::: Material provided :::

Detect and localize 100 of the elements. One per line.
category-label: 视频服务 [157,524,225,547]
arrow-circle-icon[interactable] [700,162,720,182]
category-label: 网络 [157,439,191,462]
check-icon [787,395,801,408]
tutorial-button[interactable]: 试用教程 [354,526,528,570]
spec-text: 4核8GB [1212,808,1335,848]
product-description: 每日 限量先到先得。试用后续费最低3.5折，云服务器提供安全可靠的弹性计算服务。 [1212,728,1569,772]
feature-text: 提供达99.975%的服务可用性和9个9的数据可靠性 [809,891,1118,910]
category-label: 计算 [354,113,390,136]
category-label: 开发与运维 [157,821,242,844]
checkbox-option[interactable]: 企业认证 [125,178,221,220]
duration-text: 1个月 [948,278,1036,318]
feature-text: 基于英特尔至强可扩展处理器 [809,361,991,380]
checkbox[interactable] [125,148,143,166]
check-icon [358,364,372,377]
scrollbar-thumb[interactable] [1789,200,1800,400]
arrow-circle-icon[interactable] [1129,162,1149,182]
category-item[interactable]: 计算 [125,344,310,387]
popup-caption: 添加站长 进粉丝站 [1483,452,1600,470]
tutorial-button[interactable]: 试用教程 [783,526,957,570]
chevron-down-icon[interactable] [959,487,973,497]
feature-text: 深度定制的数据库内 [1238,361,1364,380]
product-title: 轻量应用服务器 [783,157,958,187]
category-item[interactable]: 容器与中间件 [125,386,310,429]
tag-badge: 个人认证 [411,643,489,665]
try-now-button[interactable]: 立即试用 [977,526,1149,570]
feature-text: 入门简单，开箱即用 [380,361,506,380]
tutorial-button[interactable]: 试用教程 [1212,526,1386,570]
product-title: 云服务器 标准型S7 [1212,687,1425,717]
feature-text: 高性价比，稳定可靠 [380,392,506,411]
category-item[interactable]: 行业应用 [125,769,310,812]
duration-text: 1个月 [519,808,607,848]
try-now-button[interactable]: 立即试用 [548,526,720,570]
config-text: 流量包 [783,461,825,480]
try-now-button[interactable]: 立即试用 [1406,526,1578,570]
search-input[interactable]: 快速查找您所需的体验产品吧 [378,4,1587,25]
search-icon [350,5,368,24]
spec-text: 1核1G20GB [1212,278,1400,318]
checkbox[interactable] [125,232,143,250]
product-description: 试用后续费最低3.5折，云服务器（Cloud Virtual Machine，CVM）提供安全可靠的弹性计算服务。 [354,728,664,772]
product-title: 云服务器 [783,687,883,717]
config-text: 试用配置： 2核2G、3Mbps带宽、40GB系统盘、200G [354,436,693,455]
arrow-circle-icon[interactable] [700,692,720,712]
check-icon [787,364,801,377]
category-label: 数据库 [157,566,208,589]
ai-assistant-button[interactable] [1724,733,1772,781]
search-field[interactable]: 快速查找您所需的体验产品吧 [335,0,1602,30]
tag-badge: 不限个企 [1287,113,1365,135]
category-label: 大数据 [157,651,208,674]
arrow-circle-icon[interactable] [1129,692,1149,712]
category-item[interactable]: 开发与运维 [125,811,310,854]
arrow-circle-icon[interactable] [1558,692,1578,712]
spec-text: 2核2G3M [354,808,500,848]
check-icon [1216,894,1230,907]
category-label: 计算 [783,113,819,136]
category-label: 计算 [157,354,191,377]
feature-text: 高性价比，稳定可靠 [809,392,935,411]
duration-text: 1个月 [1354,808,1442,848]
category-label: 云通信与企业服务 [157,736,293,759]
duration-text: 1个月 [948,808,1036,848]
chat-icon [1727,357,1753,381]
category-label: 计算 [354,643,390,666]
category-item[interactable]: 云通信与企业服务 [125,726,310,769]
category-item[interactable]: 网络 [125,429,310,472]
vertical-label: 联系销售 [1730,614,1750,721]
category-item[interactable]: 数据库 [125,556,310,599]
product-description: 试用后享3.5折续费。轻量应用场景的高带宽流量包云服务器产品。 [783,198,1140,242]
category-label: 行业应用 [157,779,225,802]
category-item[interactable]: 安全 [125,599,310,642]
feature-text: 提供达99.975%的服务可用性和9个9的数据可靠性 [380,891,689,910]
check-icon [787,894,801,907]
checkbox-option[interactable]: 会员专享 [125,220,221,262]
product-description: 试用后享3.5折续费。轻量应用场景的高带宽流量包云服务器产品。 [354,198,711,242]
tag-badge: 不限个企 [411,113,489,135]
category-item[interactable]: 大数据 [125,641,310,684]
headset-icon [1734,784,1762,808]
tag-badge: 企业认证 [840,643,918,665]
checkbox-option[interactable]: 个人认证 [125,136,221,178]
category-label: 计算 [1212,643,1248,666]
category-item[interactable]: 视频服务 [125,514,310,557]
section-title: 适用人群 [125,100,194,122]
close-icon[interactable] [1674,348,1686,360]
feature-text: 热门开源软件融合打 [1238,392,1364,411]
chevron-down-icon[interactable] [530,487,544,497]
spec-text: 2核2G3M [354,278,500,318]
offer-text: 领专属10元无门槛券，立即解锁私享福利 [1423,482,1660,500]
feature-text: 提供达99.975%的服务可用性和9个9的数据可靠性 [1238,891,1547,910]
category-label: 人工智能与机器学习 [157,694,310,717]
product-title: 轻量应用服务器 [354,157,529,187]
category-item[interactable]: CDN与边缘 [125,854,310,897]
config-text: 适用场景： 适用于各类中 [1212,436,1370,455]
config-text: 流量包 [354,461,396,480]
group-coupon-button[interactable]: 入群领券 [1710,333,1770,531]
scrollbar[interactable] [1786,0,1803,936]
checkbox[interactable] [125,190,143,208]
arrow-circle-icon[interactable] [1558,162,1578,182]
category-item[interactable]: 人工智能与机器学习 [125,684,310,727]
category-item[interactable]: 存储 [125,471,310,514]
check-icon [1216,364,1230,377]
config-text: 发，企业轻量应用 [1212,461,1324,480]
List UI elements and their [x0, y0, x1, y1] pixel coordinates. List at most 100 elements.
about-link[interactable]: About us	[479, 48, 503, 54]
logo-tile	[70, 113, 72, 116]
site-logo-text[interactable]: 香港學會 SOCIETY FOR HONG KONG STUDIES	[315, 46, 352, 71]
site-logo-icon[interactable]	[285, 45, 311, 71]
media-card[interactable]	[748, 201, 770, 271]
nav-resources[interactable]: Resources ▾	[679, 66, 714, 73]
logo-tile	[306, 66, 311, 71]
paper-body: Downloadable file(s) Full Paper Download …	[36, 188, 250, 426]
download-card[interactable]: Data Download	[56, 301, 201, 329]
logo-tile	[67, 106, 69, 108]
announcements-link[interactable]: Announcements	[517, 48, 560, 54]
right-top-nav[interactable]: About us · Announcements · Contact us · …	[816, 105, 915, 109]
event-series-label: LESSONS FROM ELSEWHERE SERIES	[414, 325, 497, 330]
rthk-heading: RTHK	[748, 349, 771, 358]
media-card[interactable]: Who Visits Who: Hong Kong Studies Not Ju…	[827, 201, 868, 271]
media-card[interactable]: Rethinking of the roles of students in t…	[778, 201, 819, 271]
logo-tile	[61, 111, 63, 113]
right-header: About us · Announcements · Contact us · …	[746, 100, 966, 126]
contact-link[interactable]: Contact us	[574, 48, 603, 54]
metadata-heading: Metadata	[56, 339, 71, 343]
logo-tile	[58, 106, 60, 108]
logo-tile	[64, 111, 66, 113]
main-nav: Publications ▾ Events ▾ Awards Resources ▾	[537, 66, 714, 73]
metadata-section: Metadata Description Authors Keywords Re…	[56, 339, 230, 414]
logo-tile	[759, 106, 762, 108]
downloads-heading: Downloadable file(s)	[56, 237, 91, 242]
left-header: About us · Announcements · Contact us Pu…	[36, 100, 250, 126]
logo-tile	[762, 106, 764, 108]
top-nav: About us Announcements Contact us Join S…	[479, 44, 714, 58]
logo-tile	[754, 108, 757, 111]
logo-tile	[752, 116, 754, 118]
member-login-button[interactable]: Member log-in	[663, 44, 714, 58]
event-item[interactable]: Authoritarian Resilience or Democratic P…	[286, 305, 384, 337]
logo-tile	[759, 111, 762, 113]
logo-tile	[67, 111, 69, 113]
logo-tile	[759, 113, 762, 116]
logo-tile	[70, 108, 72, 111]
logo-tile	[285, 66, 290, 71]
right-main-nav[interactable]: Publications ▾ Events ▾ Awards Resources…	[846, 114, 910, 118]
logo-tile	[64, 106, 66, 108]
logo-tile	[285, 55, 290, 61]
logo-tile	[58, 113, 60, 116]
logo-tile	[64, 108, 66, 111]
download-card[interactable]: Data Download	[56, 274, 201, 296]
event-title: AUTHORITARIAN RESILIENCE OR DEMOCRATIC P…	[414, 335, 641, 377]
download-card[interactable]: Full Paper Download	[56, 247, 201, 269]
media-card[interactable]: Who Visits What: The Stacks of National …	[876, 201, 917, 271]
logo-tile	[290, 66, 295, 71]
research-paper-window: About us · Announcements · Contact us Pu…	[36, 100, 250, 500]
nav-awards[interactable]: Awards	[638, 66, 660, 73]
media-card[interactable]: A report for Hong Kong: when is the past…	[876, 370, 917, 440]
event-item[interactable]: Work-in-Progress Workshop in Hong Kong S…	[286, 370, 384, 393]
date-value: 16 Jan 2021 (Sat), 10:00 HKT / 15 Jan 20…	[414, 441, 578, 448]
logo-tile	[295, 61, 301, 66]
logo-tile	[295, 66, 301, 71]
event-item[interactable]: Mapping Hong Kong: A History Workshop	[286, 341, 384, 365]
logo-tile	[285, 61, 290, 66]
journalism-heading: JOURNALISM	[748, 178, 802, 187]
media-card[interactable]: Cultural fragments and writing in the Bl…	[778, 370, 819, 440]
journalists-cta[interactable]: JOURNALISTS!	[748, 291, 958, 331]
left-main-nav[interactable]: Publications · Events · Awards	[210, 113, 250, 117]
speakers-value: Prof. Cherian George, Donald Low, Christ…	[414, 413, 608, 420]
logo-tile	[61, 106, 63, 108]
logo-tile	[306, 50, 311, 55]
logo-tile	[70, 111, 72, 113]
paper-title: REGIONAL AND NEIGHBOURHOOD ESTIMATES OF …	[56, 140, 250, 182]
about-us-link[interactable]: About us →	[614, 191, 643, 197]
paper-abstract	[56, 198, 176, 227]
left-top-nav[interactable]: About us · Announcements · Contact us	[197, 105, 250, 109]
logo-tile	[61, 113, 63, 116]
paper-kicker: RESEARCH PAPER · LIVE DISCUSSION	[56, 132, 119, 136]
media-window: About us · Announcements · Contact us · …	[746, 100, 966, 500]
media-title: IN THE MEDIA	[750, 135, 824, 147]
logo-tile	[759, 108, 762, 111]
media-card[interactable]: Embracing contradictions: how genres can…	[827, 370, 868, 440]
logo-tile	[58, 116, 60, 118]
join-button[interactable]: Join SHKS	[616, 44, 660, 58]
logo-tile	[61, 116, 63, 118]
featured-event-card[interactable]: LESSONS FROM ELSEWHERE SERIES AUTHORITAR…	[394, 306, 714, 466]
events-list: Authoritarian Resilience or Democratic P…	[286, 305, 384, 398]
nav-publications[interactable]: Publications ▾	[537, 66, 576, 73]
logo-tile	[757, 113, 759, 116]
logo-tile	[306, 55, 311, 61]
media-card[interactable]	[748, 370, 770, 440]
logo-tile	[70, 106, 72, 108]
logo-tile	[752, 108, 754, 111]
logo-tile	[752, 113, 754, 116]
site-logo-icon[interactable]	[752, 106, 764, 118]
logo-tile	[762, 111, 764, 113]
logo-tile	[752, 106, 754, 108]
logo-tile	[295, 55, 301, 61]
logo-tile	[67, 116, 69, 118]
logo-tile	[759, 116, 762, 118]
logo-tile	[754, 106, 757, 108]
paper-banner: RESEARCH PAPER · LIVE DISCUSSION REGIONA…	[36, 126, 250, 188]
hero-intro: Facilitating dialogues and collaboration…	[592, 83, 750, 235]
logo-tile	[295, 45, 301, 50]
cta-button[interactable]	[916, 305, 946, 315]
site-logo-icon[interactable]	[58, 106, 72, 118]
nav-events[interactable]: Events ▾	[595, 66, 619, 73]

:::

- Objective -
Starting at the beginning of the data and ending at the line containing "try-now-button[interactable]: 立即试用 [548,526,720,570]", rewrite those lines with "tutorial-button" changed to "guide-button" and nothing else altered.

- Correct result -
Detect and localize 100 of the elements. One per line.
category-label: 视频服务 [157,524,225,547]
arrow-circle-icon[interactable] [700,162,720,182]
category-label: 网络 [157,439,191,462]
check-icon [787,395,801,408]
guide-button[interactable]: 试用教程 [354,526,528,570]
spec-text: 4核8GB [1212,808,1335,848]
product-description: 每日 限量先到先得。试用后续费最低3.5折，云服务器提供安全可靠的弹性计算服务。 [1212,728,1569,772]
feature-text: 提供达99.975%的服务可用性和9个9的数据可靠性 [809,891,1118,910]
category-label: 计算 [354,113,390,136]
category-label: 开发与运维 [157,821,242,844]
checkbox-option[interactable]: 企业认证 [125,178,221,220]
duration-text: 1个月 [948,278,1036,318]
feature-text: 基于英特尔至强可扩展处理器 [809,361,991,380]
checkbox[interactable] [125,148,143,166]
check-icon [358,364,372,377]
scrollbar-thumb[interactable] [1789,200,1800,400]
arrow-circle-icon[interactable] [1129,162,1149,182]
category-item[interactable]: 计算 [125,344,310,387]
popup-caption: 添加站长 进粉丝站 [1483,452,1600,470]
guide-button[interactable]: 试用教程 [783,526,957,570]
chevron-down-icon[interactable] [959,487,973,497]
feature-text: 深度定制的数据库内 [1238,361,1364,380]
product-title: 轻量应用服务器 [783,157,958,187]
category-item[interactable]: 容器与中间件 [125,386,310,429]
tag-badge: 个人认证 [411,643,489,665]
try-now-button[interactable]: 立即试用 [977,526,1149,570]
feature-text: 入门简单，开箱即用 [380,361,506,380]
guide-button[interactable]: 试用教程 [1212,526,1386,570]
product-title: 云服务器 标准型S7 [1212,687,1425,717]
feature-text: 高性价比，稳定可靠 [380,392,506,411]
category-item[interactable]: 行业应用 [125,769,310,812]
duration-text: 1个月 [519,808,607,848]
try-now-button[interactable]: 立即试用 [548,526,720,570]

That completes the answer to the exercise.